[Stored entries]
──────

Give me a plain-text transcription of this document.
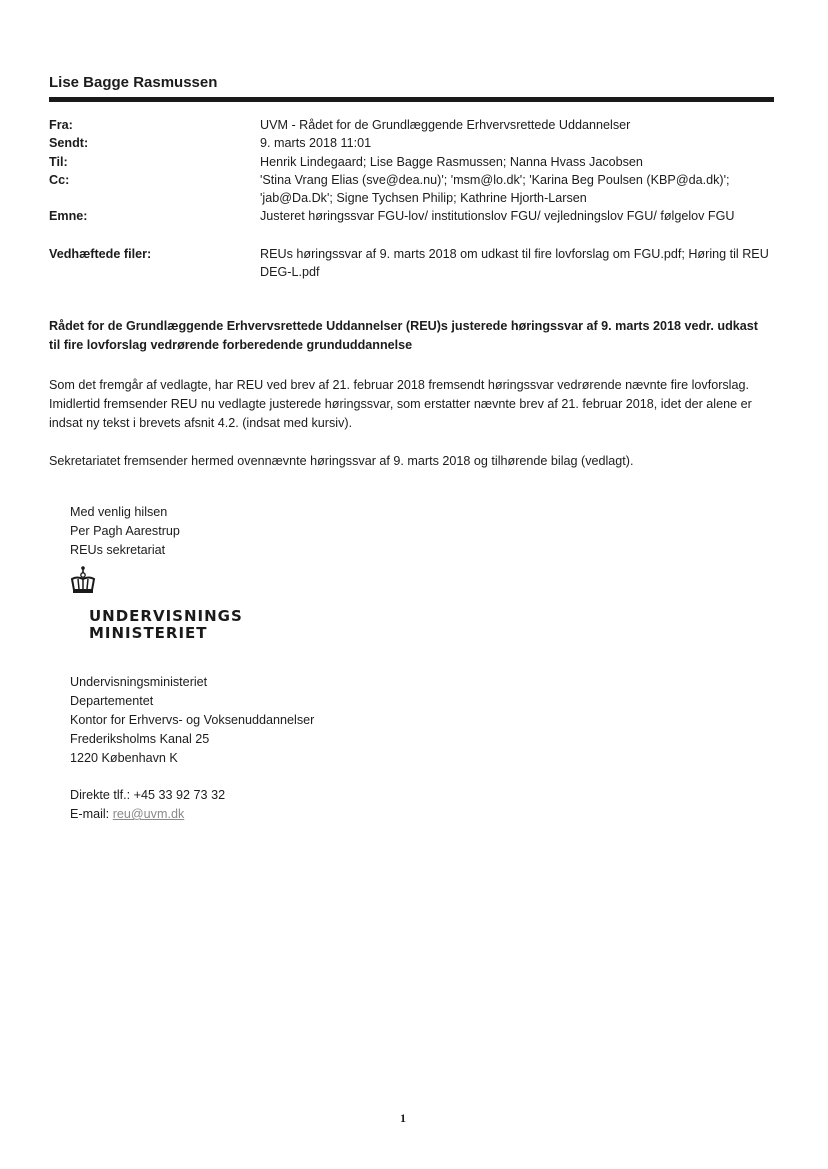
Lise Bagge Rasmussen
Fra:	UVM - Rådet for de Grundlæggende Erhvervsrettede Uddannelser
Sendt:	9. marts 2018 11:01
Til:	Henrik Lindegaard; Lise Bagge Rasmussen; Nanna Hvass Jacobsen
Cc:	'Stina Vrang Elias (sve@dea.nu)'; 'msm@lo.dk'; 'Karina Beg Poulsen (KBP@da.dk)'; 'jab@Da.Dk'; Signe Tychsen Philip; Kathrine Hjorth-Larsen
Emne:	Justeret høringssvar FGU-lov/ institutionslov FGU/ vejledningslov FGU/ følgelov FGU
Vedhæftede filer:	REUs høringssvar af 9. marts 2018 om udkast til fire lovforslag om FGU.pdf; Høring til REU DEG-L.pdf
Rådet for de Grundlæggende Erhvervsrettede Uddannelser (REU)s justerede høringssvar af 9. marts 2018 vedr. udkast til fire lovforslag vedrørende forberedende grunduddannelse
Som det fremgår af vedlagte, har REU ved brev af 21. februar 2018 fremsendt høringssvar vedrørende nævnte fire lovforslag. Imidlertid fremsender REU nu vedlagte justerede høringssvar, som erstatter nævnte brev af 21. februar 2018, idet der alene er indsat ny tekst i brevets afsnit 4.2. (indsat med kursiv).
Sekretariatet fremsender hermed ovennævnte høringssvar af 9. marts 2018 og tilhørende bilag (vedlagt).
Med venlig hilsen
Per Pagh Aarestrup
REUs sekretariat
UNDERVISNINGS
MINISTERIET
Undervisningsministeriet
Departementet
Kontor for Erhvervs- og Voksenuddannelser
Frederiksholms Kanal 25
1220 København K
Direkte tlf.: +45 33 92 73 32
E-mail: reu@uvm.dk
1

──────

**Task brief:**
Repeat the material above verbatim. Leave the pictures behind.

**Output of the task:**
Give me a plain-text transcription of this document.
Lise Bagge Rasmussen
Fra:	UVM - Rådet for de Grundlæggende Erhvervsrettede Uddannelser
Sendt:	9. marts 2018 11:01
Til:	Henrik Lindegaard; Lise Bagge Rasmussen; Nanna Hvass Jacobsen
Cc:	'Stina Vrang Elias (sve@dea.nu)'; 'msm@lo.dk'; 'Karina Beg Poulsen (KBP@da.dk)'; 'jab@Da.Dk'; Signe Tychsen Philip; Kathrine Hjorth-Larsen
Emne:	Justeret høringssvar FGU-lov/ institutionslov FGU/ vejledningslov FGU/ følgelov FGU
Vedhæftede filer:	REUs høringssvar af 9. marts 2018 om udkast til fire lovforslag om FGU.pdf; Høring til REU DEG-L.pdf
Rådet for de Grundlæggende Erhvervsrettede Uddannelser (REU)s justerede høringssvar af 9. marts 2018 vedr. udkast til fire lovforslag vedrørende forberedende grunduddannelse
Som det fremgår af vedlagte, har REU ved brev af 21. februar 2018 fremsendt høringssvar vedrørende nævnte fire lovforslag. Imidlertid fremsender REU nu vedlagte justerede høringssvar, som erstatter nævnte brev af 21. februar 2018, idet der alene er indsat ny tekst i brevets afsnit 4.2. (indsat med kursiv).
Sekretariatet fremsender hermed ovennævnte høringssvar af 9. marts 2018 og tilhørende bilag (vedlagt).
Med venlig hilsen
Per Pagh Aarestrup
REUs sekretariat
UNDERVISNINGS
MINISTERIET
Undervisningsministeriet
Departementet
Kontor for Erhvervs- og Voksenuddannelser
Frederiksholms Kanal 25
1220 København K
Direkte tlf.: +45 33 92 73 32
E-mail: reu@uvm.dk
1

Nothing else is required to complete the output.